* Begin DATASET CONTENT *

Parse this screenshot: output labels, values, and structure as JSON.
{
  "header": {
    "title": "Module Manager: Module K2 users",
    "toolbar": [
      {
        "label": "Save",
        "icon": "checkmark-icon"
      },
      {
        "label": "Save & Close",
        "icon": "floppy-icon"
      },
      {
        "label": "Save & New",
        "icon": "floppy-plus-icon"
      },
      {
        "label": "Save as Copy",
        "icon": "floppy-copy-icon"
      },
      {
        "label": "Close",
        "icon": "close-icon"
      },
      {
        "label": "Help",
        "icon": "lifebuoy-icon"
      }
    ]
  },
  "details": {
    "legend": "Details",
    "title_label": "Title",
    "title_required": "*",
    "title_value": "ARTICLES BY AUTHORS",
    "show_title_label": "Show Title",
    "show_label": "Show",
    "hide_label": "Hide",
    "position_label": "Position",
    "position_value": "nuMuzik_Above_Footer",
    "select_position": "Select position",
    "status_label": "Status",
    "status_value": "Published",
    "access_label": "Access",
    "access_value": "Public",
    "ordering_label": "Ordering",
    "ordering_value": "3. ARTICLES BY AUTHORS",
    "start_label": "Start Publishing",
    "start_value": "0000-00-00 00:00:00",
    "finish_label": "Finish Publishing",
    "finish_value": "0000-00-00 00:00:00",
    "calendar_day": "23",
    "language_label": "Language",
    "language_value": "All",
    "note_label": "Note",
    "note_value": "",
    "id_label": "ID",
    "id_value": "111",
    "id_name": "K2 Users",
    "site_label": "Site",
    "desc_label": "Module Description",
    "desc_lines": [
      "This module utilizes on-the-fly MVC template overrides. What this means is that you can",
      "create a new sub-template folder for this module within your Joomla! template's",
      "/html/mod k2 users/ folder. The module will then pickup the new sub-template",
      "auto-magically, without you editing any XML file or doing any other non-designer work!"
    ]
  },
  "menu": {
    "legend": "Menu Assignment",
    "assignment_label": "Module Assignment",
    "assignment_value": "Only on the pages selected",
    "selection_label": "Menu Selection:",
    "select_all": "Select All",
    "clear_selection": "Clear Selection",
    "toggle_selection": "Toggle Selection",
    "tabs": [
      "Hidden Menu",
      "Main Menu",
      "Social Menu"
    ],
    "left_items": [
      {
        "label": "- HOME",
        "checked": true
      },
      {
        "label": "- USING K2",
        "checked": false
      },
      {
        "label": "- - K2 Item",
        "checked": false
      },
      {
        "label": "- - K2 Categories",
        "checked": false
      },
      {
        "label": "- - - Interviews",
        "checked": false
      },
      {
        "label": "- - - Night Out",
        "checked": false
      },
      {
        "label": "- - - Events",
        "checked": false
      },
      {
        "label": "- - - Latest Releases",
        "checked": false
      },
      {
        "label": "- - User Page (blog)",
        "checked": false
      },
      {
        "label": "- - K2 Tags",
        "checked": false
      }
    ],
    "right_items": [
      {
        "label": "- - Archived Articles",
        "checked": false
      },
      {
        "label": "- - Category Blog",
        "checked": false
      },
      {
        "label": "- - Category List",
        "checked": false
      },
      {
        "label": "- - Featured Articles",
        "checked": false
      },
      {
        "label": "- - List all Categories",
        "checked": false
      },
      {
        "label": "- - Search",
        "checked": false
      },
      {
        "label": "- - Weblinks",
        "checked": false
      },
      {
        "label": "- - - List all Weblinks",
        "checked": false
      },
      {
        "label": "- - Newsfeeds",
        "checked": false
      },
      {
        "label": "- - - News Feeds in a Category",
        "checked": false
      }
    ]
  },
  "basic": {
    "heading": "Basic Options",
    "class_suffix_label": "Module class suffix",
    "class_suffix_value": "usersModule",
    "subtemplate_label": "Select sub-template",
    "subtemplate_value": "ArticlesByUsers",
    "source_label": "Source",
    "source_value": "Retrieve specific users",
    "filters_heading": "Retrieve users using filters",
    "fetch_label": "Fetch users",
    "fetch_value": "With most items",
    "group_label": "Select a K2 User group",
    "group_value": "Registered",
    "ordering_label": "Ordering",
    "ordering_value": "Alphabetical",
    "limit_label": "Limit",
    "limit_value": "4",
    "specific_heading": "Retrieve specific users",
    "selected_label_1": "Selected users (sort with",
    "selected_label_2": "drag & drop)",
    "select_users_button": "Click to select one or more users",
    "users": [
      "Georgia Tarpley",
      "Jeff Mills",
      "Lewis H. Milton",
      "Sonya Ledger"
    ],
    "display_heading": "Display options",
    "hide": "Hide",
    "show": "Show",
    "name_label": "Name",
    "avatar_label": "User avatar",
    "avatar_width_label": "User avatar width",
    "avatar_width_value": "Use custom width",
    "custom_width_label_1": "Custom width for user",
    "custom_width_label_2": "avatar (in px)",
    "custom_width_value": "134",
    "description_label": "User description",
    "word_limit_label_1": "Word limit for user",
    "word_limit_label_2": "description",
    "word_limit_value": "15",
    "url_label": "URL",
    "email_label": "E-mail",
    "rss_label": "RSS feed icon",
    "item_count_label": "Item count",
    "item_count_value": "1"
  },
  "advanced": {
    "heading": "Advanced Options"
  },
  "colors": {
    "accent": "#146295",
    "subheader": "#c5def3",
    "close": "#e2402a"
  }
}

* End DATASET CONTENT *

GOAL
Retype every entry above, word for word.

RESPONSE BELOW
Parse this screenshot: output labels, values, and structure as JSON.
{
  "header": {
    "title": "Module Manager: Module K2 users",
    "toolbar": [
      {
        "label": "Save",
        "icon": "checkmark-icon"
      },
      {
        "label": "Save & Close",
        "icon": "floppy-icon"
      },
      {
        "label": "Save & New",
        "icon": "floppy-plus-icon"
      },
      {
        "label": "Save as Copy",
        "icon": "floppy-copy-icon"
      },
      {
        "label": "Close",
        "icon": "close-icon"
      },
      {
        "label": "Help",
        "icon": "lifebuoy-icon"
      }
    ]
  },
  "details": {
    "legend": "Details",
    "title_label": "Title",
    "title_required": "*",
    "title_value": "ARTICLES BY AUTHORS",
    "show_title_label": "Show Title",
    "show_label": "Show",
    "hide_label": "Hide",
    "position_label": "Position",
    "position_value": "nuMuzik_Above_Footer",
    "select_position": "Select position",
    "status_label": "Status",
    "status_value": "Published",
    "access_label": "Access",
    "access_value": "Public",
    "ordering_label": "Ordering",
    "ordering_value": "3. ARTICLES BY AUTHORS",
    "start_label": "Start Publishing",
    "start_value": "0000-00-00 00:00:00",
    "finish_label": "Finish Publishing",
    "finish_value": "0000-00-00 00:00:00",
    "calendar_day": "23",
    "language_label": "Language",
    "language_value": "All",
    "note_label": "Note",
    "note_value": "",
    "id_label": "ID",
    "id_value": "111",
    "id_name": "K2 Users",
    "site_label": "Site",
    "desc_label": "Module Description",
    "desc_lines": [
      "This module utilizes on-the-fly MVC template overrides. What this means is that you can",
      "create a new sub-template folder for this module within your Joomla! template's",
      "/html/mod k2 users/ folder. The module will then pickup the new sub-template",
      "auto-magically, without you editing any XML file or doing any other non-designer work!"
    ]
  },
  "menu": {
    "legend": "Menu Assignment",
    "assignment_label": "Module Assignment",
    "assignment_value": "Only on the pages selected",
    "selection_label": "Menu Selection:",
    "select_all": "Select All",
    "clear_selection": "Clear Selection",
    "toggle_selection": "Toggle Selection",
    "tabs": [
      "Hidden Menu",
      "Main Menu",
      "Social Menu"
    ],
    "left_items": [
      {
        "label": "- HOME",
        "checked": true
      },
      {
        "label": "- USING K2",
        "checked": false
      },
      {
        "label": "- - K2 Item",
        "checked": false
      },
      {
        "label": "- - K2 Categories",
        "checked": false
      },
      {
        "label": "- - - Interviews",
        "checked": false
      },
      {
        "label": "- - - Night Out",
        "checked": false
      },
      {
        "label": "- - - Events",
        "checked": false
      },
      {
        "label": "- - - Latest Releases",
        "checked": false
      },
      {
        "label": "- - User Page (blog)",
        "checked": false
      },
      {
        "label": "- - K2 Tags",
        "checked": false
      }
    ],
    "right_items": [
      {
        "label": "- - Archived Articles",
        "checked": false
      },
      {
        "label": "- - Category Blog",
        "checked": false
      },
      {
        "label": "- - Category List",
        "checked": false
      },
      {
        "label": "- - Featured Articles",
        "checked": false
      },
      {
        "label": "- - List all Categories",
        "checked": false
      },
      {
        "label": "- - Search",
        "checked": false
      },
      {
        "label": "- - Weblinks",
        "checked": false
      },
      {
        "label": "- - - List all Weblinks",
        "checked": false
      },
      {
        "label": "- - Newsfeeds",
        "checked": false
      },
      {
        "label": "- - - News Feeds in a Category",
        "checked": false
      }
    ]
  },
  "basic": {
    "heading": "Basic Options",
    "class_suffix_label": "Module class suffix",
    "class_suffix_value": "usersModule",
    "subtemplate_label": "Select sub-template",
    "subtemplate_value": "ArticlesByUsers",
    "source_label": "Source",
    "source_value": "Retrieve specific users",
    "filters_heading": "Retrieve users using filters",
    "fetch_label": "Fetch users",
    "fetch_value": "With most items",
    "group_label": "Select a K2 User group",
    "group_value": "Registered",
    "ordering_label": "Ordering",
    "ordering_value": "Alphabetical",
    "limit_label": "Limit",
    "limit_value": "4",
    "specific_heading": "Retrieve specific users",
    "selected_label_1": "Selected users (sort with",
    "selected_label_2": "drag & drop)",
    "select_users_button": "Click to select one or more users",
    "users": [
      "Georgia Tarpley",
      "Jeff Mills",
      "Lewis H. Milton",
      "Sonya Ledger"
    ],
    "display_heading": "Display options",
    "hide": "Hide",
    "show": "Show",
    "name_label": "Name",
    "avatar_label": "User avatar",
    "avatar_width_label": "User avatar width",
    "avatar_width_value": "Use custom width",
    "custom_width_label_1": "Custom width for user",
    "custom_width_label_2": "avatar (in px)",
    "custom_width_value": "134",
    "description_label": "User description",
    "word_limit_label_1": "Word limit for user",
    "word_limit_label_2": "description",
    "word_limit_value": "15",
    "url_label": "URL",
    "email_label": "E-mail",
    "rss_label": "RSS feed icon",
    "item_count_label": "Item count",
    "item_count_value": "1"
  },
  "advanced": {
    "heading": "Advanced Options"
  },
  "colors": {
    "accent": "#146295",
    "subheader": "#c5def3",
    "close": "#e2402a"
  }
}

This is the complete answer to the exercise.